◆ **GIVEN INFORMATION**:
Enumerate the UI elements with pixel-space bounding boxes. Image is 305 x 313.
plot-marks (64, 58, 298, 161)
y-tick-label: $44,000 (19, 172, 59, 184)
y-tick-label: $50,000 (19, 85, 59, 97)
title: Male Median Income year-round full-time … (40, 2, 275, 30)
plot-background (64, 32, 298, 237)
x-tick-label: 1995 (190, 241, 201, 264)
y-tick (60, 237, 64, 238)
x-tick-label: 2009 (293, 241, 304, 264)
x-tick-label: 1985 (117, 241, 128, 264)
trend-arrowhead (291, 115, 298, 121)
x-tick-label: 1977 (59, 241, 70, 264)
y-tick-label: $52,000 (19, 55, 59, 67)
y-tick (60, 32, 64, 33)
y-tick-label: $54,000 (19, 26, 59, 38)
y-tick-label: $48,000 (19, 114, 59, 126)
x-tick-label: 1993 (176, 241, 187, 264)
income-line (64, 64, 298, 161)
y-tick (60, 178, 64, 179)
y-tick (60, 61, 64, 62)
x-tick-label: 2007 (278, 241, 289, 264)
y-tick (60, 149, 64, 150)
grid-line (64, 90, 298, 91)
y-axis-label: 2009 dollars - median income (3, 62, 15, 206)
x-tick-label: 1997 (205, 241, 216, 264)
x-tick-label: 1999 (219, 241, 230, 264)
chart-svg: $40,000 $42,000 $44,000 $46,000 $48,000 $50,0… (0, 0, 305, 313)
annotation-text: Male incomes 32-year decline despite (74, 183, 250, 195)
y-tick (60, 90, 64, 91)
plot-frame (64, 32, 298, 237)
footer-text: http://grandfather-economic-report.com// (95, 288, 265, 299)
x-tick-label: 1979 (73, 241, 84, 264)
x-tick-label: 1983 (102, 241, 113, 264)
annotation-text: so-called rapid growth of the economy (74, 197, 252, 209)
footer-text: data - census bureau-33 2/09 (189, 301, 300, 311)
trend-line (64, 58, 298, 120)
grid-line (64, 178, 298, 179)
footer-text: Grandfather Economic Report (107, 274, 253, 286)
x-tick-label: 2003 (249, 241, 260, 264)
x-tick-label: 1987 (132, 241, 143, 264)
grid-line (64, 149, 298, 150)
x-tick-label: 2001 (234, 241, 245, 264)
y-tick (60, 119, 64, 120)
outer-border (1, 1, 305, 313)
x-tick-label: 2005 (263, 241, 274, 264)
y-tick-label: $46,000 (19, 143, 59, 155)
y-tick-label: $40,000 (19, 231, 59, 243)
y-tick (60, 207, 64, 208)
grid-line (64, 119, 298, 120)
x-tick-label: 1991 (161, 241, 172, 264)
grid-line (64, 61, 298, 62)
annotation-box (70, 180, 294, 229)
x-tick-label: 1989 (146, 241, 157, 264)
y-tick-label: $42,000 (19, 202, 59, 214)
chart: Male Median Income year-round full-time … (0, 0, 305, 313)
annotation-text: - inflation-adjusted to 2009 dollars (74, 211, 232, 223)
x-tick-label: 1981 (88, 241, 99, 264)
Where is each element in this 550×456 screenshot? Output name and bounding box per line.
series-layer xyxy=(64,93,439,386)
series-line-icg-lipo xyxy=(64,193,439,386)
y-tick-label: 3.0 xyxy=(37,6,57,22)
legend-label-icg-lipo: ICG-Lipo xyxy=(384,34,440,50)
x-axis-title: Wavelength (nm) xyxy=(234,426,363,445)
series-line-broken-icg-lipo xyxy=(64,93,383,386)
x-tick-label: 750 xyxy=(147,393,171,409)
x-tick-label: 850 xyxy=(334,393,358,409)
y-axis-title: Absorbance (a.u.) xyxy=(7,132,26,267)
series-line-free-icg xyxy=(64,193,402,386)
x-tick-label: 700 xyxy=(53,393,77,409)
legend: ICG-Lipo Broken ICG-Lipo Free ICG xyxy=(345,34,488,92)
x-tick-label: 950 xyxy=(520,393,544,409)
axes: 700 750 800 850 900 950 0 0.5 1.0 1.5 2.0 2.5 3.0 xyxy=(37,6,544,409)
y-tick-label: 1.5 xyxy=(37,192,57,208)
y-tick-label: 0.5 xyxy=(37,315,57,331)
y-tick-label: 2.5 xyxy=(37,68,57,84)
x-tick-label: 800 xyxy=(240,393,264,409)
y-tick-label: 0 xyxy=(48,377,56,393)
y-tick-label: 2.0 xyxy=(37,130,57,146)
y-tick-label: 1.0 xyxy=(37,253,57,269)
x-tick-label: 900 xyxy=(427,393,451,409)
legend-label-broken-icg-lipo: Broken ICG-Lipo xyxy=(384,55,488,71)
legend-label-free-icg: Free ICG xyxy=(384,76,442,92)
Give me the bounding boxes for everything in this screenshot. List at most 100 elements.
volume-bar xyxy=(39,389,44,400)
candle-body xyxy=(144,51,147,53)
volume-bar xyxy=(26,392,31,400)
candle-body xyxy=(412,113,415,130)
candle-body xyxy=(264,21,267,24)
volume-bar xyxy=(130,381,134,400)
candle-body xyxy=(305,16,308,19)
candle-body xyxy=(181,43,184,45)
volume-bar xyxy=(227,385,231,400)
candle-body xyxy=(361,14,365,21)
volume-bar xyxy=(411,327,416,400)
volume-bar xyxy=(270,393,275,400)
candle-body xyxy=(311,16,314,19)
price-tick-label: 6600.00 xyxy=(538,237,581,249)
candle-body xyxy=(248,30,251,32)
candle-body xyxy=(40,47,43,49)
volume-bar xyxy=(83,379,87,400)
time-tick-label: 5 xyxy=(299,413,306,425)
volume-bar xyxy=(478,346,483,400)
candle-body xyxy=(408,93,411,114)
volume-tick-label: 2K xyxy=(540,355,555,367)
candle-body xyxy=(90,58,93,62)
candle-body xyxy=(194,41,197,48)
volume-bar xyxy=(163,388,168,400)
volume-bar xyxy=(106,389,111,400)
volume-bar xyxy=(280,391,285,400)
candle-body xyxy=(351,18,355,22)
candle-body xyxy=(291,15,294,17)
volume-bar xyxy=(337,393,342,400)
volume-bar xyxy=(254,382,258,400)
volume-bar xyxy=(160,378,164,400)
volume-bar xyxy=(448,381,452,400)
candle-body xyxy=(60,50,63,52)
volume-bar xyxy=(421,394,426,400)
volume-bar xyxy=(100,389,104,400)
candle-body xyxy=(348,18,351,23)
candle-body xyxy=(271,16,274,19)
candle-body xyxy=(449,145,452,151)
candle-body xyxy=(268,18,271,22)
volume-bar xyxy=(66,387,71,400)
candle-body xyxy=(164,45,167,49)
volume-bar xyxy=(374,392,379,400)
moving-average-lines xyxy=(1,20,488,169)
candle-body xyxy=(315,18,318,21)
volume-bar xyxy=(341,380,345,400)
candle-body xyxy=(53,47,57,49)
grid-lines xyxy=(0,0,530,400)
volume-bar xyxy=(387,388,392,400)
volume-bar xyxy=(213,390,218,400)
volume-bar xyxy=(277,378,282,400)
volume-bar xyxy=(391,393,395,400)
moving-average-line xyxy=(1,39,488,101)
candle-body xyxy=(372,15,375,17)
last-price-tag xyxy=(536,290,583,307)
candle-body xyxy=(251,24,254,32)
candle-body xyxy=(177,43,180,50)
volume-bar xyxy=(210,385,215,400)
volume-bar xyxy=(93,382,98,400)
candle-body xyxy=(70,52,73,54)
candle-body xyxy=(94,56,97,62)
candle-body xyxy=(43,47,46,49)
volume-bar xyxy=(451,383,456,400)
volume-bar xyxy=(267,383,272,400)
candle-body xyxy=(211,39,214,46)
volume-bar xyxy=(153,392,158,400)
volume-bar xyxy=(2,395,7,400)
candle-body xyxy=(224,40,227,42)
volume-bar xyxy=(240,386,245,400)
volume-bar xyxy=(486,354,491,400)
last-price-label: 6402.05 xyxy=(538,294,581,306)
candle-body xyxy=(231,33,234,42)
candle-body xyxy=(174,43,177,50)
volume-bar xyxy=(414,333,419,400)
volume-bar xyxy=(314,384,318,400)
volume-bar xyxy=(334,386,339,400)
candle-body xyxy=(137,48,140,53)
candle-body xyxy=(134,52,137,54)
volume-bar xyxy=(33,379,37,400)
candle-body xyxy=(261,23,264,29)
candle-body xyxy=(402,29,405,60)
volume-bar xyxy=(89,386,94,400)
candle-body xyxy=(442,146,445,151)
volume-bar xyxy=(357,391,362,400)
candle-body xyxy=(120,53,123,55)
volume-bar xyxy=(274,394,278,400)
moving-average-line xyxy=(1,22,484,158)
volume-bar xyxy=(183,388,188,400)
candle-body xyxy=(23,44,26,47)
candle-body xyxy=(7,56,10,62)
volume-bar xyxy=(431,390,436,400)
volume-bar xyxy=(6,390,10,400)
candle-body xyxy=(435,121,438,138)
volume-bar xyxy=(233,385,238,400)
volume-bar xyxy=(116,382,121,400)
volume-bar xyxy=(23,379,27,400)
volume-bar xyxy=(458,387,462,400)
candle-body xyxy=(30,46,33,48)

◆ **DIRECTIONS FOR THIS TASK**:
Convert the items, from the first line through the line containing "grid-line (64, 149, 298, 150)" (both included), into a numbered list without blank lines.

◆ **RESPONSE**:
1. Enumerate the UI elements with pixel-space bounding boxes. Image is 305 x 313.
2. plot-marks (64, 58, 298, 161)
3. y-tick-label: $44,000 (19, 172, 59, 184)
4. y-tick-label: $50,000 (19, 85, 59, 97)
5. title: Male Median Income year-round full-time … (40, 2, 275, 30)
6. plot-background (64, 32, 298, 237)
7. x-tick-label: 1995 (190, 241, 201, 264)
8. y-tick (60, 237, 64, 238)
9. x-tick-label: 2009 (293, 241, 304, 264)
10. x-tick-label: 1985 (117, 241, 128, 264)
11. trend-arrowhead (291, 115, 298, 121)
12. x-tick-label: 1977 (59, 241, 70, 264)
13. y-tick-label: $52,000 (19, 55, 59, 67)
14. y-tick (60, 32, 64, 33)
15. y-tick-label: $54,000 (19, 26, 59, 38)
16. y-tick-label: $48,000 (19, 114, 59, 126)
17. x-tick-label: 1993 (176, 241, 187, 264)
18. income-line (64, 64, 298, 161)
19. y-tick (60, 178, 64, 179)
20. y-tick (60, 61, 64, 62)
21. x-tick-label: 2007 (278, 241, 289, 264)
22. y-tick (60, 149, 64, 150)
23. grid-line (64, 90, 298, 91)
24. y-axis-label: 2009 dollars - median income (3, 62, 15, 206)
25. x-tick-label: 1997 (205, 241, 216, 264)
26. x-tick-label: 1999 (219, 241, 230, 264)
27. chart-svg: $40,000 $42,000 $44,000 $46,000 $48,000 $50,0… (0, 0, 305, 313)
28. annotation-text: Male incomes 32-year decline despite (74, 183, 250, 195)
29. y-tick (60, 90, 64, 91)
30. plot-frame (64, 32, 298, 237)
31. footer-text: http://grandfather-economic-report.com// (95, 288, 265, 299)
32. x-tick-label: 1979 (73, 241, 84, 264)
33. x-tick-label: 1983 (102, 241, 113, 264)
34. annotation-text: so-called rapid growth of the economy (74, 197, 252, 209)
35. footer-text: data - census bureau-33 2/09 (189, 301, 300, 311)
36. trend-line (64, 58, 298, 120)
37. grid-line (64, 178, 298, 179)
38. footer-text: Grandfather Economic Report (107, 274, 253, 286)
39. x-tick-label: 2003 (249, 241, 260, 264)
40. x-tick-label: 1987 (132, 241, 143, 264)
41. grid-line (64, 149, 298, 150)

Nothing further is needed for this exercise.